> REQUIRED TASK:
Collect all the lines that mention the word "ffffff".

□ □ □ □ □ □ □

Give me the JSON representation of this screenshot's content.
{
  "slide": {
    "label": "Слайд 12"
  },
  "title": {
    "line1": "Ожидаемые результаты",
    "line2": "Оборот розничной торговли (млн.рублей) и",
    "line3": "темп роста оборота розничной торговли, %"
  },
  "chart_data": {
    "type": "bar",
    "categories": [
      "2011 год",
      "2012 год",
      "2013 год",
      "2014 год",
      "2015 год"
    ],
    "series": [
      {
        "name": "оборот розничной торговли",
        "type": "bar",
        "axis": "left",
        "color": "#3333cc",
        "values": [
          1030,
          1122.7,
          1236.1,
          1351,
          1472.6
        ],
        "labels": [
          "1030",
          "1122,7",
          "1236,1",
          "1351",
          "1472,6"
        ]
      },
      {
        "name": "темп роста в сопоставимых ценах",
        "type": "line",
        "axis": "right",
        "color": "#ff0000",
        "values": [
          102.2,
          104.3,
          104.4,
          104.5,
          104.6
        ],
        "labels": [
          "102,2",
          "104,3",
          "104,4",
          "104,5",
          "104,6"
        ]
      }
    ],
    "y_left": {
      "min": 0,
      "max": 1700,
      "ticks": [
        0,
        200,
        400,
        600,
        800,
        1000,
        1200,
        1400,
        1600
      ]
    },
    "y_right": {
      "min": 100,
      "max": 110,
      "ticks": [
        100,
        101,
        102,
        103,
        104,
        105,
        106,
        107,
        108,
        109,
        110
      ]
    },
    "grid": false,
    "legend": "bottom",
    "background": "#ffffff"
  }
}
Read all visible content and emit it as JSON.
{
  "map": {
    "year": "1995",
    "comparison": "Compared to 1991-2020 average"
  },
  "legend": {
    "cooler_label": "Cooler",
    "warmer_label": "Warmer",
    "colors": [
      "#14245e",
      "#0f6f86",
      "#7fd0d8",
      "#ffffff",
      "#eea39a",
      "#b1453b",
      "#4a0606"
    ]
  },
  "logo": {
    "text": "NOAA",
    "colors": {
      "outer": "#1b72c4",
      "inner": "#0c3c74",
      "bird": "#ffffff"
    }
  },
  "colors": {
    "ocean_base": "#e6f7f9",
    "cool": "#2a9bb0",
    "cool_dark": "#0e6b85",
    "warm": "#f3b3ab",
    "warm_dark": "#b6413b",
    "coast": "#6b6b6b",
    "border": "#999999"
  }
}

□ □ □ □ □ □ □

> FINAL RESULT:
    "background": "#ffffff"
      "#ffffff",
      "bird": "#ffffff"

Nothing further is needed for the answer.